(Stored data entries)
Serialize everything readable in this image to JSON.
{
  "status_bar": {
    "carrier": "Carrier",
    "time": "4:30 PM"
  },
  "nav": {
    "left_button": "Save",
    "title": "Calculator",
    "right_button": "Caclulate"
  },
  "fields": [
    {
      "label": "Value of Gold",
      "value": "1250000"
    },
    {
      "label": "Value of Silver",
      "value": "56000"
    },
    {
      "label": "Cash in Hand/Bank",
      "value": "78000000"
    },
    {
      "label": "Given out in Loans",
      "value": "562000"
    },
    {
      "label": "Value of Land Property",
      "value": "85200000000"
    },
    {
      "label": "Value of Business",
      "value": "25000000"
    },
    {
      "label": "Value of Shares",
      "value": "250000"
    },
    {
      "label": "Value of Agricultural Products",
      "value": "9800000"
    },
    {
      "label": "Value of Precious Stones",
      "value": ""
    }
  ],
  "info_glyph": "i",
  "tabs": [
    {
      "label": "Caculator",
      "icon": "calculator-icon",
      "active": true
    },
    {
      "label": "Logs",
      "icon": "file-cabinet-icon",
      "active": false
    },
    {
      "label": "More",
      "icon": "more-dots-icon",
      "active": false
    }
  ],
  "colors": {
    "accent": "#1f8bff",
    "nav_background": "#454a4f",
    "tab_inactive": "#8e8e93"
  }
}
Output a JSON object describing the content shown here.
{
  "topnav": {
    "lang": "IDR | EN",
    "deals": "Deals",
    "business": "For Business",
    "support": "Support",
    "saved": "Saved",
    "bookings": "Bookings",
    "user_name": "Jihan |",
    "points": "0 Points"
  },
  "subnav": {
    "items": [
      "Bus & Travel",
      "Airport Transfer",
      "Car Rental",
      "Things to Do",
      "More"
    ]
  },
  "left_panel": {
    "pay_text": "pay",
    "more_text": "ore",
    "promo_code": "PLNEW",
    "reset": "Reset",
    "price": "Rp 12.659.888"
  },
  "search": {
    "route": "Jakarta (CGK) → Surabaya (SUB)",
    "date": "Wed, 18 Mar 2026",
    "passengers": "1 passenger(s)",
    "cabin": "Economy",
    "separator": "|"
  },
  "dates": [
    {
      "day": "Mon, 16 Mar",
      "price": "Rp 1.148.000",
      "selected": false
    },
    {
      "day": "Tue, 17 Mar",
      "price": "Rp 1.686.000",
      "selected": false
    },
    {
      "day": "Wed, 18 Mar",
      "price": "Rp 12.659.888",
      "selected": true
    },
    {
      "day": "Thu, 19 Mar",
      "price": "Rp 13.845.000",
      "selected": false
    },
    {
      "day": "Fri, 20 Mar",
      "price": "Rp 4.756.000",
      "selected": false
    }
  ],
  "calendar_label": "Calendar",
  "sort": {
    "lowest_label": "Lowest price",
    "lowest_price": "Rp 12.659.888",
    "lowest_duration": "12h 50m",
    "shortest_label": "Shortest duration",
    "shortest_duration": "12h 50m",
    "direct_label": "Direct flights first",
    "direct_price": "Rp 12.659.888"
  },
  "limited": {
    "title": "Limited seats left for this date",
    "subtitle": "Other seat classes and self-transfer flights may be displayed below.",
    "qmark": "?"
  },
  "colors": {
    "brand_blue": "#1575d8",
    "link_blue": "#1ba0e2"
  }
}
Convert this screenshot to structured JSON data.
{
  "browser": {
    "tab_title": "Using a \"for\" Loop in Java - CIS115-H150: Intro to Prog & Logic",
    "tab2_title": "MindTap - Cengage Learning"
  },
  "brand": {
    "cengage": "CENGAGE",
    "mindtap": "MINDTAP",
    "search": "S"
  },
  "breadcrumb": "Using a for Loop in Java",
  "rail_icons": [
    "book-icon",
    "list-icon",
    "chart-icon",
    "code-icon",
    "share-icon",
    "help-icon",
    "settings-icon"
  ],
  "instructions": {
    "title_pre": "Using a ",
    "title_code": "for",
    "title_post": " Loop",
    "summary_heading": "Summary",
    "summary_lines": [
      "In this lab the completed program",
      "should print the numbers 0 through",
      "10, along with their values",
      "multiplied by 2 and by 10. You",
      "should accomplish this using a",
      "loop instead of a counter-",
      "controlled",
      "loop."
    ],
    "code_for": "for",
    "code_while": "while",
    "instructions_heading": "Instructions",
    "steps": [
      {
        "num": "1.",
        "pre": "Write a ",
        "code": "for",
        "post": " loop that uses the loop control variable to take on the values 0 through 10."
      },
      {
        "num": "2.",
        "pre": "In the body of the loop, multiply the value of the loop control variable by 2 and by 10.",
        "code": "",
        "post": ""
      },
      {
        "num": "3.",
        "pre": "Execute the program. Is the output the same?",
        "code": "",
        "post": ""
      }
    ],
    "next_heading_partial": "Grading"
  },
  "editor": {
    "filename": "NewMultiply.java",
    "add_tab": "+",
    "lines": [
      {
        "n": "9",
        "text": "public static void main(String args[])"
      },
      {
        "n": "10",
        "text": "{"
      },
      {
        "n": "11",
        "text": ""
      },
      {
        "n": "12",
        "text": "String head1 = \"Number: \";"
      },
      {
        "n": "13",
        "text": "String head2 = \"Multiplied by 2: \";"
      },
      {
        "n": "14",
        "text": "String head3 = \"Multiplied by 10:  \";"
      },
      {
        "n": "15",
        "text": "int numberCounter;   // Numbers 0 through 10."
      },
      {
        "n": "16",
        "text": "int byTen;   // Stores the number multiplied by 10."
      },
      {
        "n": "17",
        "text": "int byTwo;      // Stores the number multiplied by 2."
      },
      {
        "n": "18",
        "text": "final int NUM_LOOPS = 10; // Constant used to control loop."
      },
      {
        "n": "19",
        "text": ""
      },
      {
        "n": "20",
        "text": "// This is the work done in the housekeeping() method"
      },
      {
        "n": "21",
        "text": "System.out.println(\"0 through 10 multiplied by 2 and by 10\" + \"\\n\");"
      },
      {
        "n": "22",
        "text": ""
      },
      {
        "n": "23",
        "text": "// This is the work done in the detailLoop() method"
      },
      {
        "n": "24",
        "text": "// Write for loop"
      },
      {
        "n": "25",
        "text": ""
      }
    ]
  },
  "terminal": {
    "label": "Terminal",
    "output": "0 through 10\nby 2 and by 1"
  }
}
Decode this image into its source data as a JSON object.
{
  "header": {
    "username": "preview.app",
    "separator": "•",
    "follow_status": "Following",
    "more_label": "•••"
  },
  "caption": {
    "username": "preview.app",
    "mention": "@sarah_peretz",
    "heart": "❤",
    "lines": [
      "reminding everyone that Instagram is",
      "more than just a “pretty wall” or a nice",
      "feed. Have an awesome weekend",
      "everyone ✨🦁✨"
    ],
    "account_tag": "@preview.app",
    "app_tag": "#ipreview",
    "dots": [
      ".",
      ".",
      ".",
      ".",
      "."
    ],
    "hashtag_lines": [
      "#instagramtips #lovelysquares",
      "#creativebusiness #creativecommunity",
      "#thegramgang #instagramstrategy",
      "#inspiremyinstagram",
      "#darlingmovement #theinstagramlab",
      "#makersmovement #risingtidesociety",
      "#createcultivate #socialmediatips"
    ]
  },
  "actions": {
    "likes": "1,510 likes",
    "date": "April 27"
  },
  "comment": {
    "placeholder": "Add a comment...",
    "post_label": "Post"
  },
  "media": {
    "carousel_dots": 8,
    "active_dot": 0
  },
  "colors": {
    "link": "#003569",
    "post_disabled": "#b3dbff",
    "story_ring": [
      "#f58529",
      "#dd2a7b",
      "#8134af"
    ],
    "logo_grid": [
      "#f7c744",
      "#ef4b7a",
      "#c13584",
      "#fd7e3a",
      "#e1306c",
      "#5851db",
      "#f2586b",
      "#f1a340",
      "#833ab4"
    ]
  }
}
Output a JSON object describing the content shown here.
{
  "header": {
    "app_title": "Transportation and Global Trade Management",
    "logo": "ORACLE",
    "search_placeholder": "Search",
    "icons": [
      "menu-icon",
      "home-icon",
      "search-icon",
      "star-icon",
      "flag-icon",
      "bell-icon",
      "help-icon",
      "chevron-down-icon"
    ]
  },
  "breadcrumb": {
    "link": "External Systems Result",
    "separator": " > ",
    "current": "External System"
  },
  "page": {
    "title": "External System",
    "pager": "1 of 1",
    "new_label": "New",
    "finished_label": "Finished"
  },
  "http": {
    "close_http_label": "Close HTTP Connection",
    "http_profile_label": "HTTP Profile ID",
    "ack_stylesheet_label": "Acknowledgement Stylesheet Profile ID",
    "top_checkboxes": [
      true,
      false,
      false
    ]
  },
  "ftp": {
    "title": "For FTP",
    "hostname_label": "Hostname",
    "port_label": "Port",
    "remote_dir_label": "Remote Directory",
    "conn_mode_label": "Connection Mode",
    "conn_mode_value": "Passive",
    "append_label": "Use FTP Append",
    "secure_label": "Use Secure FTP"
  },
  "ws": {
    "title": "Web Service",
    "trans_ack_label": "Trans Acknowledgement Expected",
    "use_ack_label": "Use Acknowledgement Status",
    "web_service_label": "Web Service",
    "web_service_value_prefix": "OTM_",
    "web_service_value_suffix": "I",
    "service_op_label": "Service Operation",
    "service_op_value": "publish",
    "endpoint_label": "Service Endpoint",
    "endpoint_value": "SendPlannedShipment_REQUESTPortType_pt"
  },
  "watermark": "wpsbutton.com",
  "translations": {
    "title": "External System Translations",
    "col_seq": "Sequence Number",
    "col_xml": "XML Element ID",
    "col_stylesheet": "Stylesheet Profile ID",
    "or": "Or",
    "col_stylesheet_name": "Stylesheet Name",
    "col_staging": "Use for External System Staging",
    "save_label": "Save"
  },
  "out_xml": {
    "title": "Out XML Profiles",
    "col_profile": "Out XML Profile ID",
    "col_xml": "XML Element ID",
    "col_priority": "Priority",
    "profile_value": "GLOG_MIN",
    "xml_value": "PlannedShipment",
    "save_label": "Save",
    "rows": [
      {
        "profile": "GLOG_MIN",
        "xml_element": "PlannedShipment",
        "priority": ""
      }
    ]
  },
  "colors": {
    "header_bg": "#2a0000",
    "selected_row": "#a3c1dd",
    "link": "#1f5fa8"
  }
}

* Set exercise *
Check each line in the records for the word "Connection" and say how many have it, with nothing else.

* Solution for this task *
2